RECORDS TO USE:
_ _ _ _ _ _ _

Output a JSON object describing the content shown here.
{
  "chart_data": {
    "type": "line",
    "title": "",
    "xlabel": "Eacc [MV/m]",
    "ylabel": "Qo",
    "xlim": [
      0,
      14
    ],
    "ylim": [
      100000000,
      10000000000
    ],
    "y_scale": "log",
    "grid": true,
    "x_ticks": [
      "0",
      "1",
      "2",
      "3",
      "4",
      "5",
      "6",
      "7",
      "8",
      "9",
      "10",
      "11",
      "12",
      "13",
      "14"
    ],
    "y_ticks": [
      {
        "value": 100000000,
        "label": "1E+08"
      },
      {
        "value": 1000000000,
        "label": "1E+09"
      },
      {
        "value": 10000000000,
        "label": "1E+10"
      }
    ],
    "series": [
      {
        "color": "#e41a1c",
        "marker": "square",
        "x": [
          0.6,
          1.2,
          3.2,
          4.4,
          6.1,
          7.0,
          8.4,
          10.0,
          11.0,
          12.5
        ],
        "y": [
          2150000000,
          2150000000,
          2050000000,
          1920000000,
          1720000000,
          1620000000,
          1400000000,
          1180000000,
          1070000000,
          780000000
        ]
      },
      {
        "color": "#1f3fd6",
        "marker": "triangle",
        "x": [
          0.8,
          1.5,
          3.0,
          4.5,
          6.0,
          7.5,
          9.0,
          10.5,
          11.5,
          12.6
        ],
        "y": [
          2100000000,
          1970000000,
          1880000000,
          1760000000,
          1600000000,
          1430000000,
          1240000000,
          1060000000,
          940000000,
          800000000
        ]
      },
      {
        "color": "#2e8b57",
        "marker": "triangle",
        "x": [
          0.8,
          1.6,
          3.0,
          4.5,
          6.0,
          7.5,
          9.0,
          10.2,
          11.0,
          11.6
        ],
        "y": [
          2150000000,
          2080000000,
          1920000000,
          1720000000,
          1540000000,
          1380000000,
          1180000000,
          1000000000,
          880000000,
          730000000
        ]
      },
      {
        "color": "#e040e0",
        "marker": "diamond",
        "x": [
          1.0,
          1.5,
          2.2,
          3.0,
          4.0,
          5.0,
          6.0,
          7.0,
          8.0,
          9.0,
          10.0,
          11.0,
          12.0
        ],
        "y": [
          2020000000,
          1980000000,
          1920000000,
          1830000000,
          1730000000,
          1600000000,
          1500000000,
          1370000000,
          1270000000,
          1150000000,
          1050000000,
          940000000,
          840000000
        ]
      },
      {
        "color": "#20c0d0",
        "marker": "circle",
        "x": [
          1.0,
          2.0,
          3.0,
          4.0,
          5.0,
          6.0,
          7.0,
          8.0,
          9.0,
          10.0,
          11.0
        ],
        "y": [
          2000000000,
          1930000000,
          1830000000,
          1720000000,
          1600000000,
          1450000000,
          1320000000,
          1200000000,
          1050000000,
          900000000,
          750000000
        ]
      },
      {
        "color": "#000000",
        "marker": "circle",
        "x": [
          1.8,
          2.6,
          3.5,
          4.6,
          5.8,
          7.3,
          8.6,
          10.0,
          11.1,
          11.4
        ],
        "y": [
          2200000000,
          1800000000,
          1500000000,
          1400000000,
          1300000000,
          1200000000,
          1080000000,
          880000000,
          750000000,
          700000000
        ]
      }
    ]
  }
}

_ _ _ _ _ _ _

TASK GOAL:
In the lines above, find each one with "value" and list it.

REPLY TO THE TASK:
        "value": 100000000,
        "value": 1000000000,
        "value": 10000000000,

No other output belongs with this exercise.